Set problem
Find each line with the word "this" and state how many there are, nothing more.

Data records:

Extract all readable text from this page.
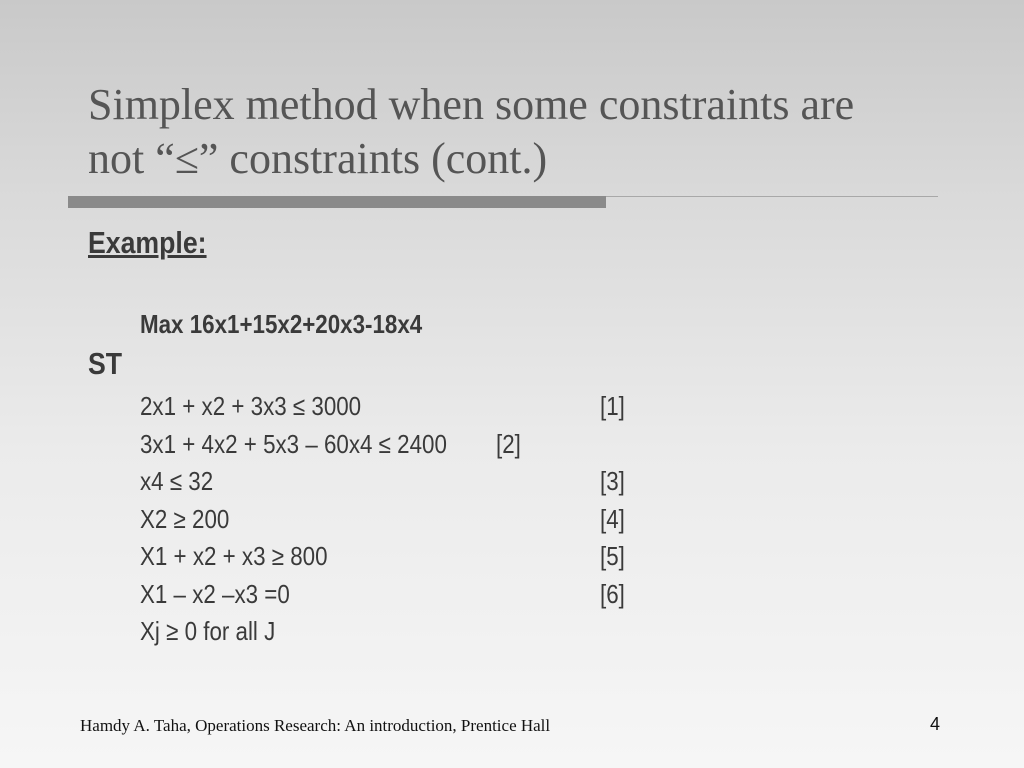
Simplex method when some constraints are
not “≤” constraints (cont.)
Example:
Max 16x1+15x2+20x3-18x4
ST
2x1 + x2 + 3x3 ≤ 3000	[1]
3x1 + 4x2 + 5x3 – 60x4 ≤ 2400 [2]
x4 ≤ 32	[3]
X2 ≥ 200	[4]
X1 + x2 + x3 ≥ 800	[5]
X1 – x2 –x3 =0	[6]
Xj ≥ 0 for all J
Hamdy A. Taha, Operations Research: An introduction, Prentice Hall	4
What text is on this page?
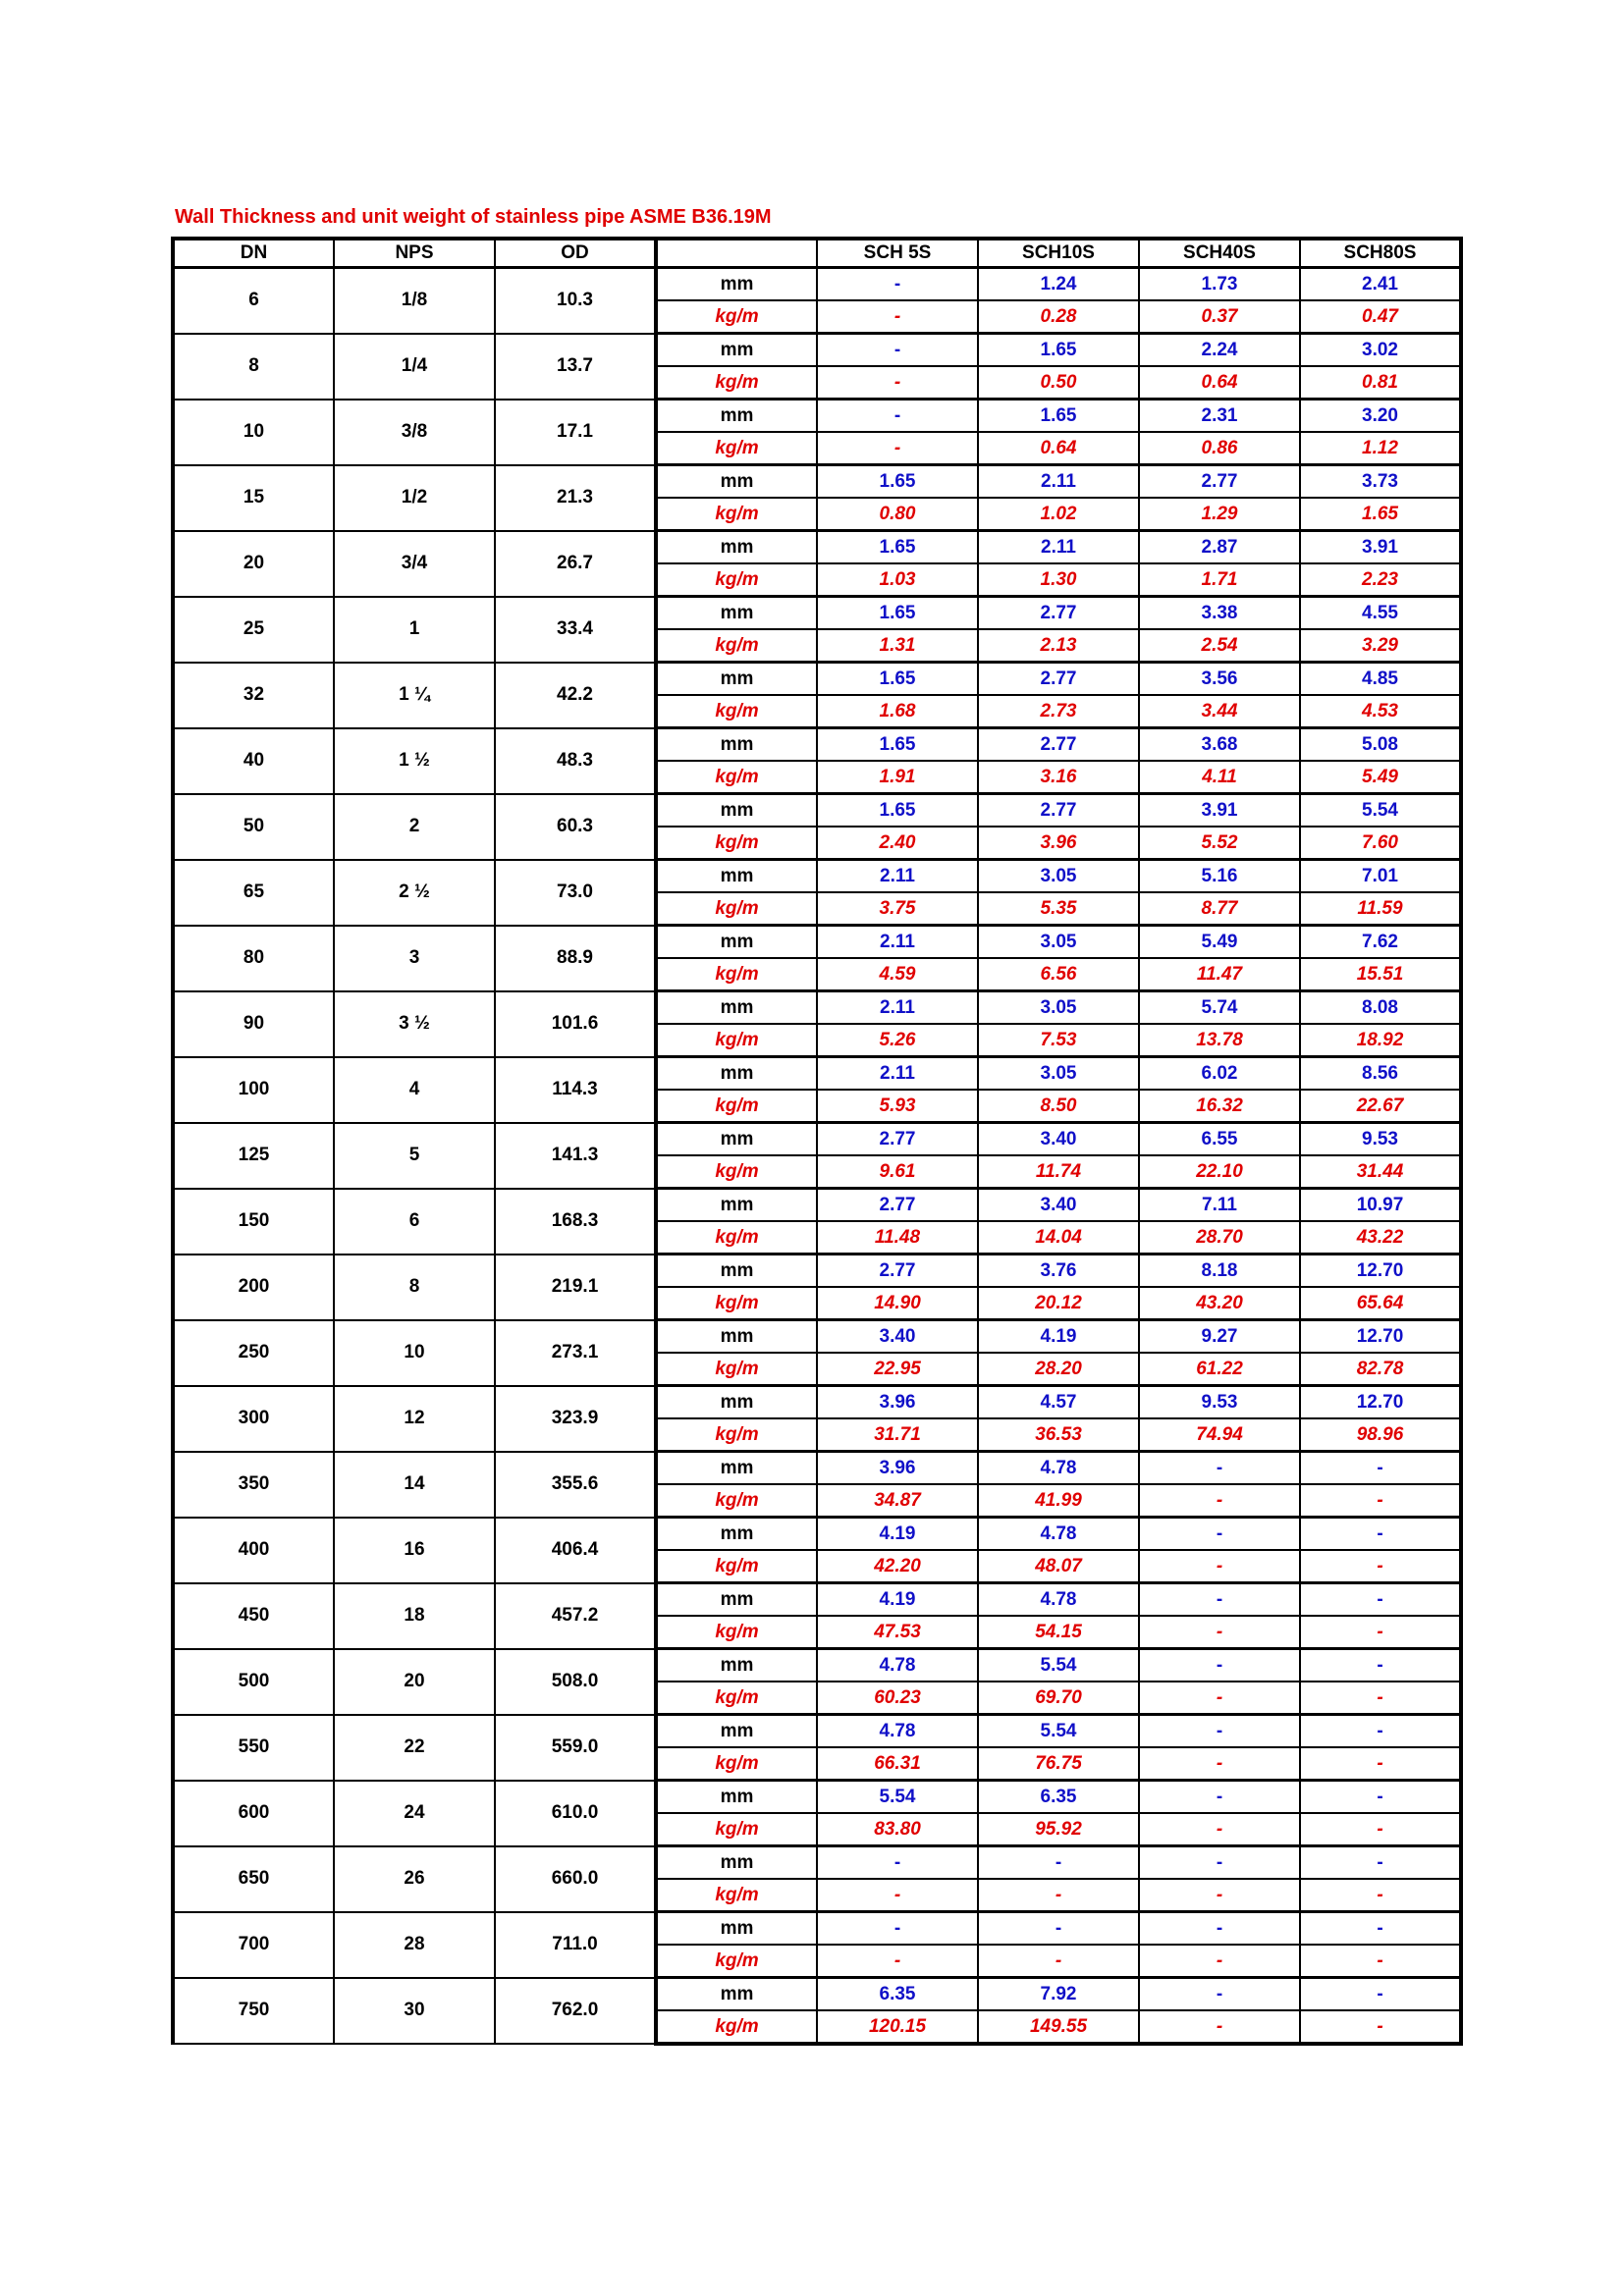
Wall Thickness and unit weight of stainless pipe ASME B36.19M
DN	NPS	OD		SCH 5S	SCH10S	SCH40S	SCH80S
6	1/8	10.3	mm	-	1.24	1.73	2.41
			kg/m	-	0.28	0.37	0.47
8	1/4	13.7	mm	-	1.65	2.24	3.02
			kg/m	-	0.50	0.64	0.81
10	3/8	17.1	mm	-	1.65	2.31	3.20
			kg/m	-	0.64	0.86	1.12
15	1/2	21.3	mm	1.65	2.11	2.77	3.73
			kg/m	0.80	1.02	1.29	1.65
20	3/4	26.7	mm	1.65	2.11	2.87	3.91
			kg/m	1.03	1.30	1.71	2.23
25	1	33.4	mm	1.65	2.77	3.38	4.55
			kg/m	1.31	2.13	2.54	3.29
32	1 ¼	42.2	mm	1.65	2.77	3.56	4.85
			kg/m	1.68	2.73	3.44	4.53
40	1 ½	48.3	mm	1.65	2.77	3.68	5.08
			kg/m	1.91	3.16	4.11	5.49
50	2	60.3	mm	1.65	2.77	3.91	5.54
			kg/m	2.40	3.96	5.52	7.60
65	2 ½	73.0	mm	2.11	3.05	5.16	7.01
			kg/m	3.75	5.35	8.77	11.59
80	3	88.9	mm	2.11	3.05	5.49	7.62
			kg/m	4.59	6.56	11.47	15.51
90	3 ½	101.6	mm	2.11	3.05	5.74	8.08
			kg/m	5.26	7.53	13.78	18.92
100	4	114.3	mm	2.11	3.05	6.02	8.56
			kg/m	5.93	8.50	16.32	22.67
125	5	141.3	mm	2.77	3.40	6.55	9.53
			kg/m	9.61	11.74	22.10	31.44
150	6	168.3	mm	2.77	3.40	7.11	10.97
			kg/m	11.48	14.04	28.70	43.22
200	8	219.1	mm	2.77	3.76	8.18	12.70
			kg/m	14.90	20.12	43.20	65.64
250	10	273.1	mm	3.40	4.19	9.27	12.70
			kg/m	22.95	28.20	61.22	82.78
300	12	323.9	mm	3.96	4.57	9.53	12.70
			kg/m	31.71	36.53	74.94	98.96
350	14	355.6	mm	3.96	4.78	-	-
			kg/m	34.87	41.99	-	-
400	16	406.4	mm	4.19	4.78	-	-
			kg/m	42.20	48.07	-	-
450	18	457.2	mm	4.19	4.78	-	-
			kg/m	47.53	54.15	-	-
500	20	508.0	mm	4.78	5.54	-	-
			kg/m	60.23	69.70	-	-
550	22	559.0	mm	4.78	5.54	-	-
			kg/m	66.31	76.75	-	-
600	24	610.0	mm	5.54	6.35	-	-
			kg/m	83.80	95.92	-	-
650	26	660.0	mm	-	-	-	-
			kg/m	-	-	-	-
700	28	711.0	mm	-	-	-	-
			kg/m	-	-	-	-
750	30	762.0	mm	6.35	7.92	-	-
			kg/m	120.15	149.55	-	-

Solution
2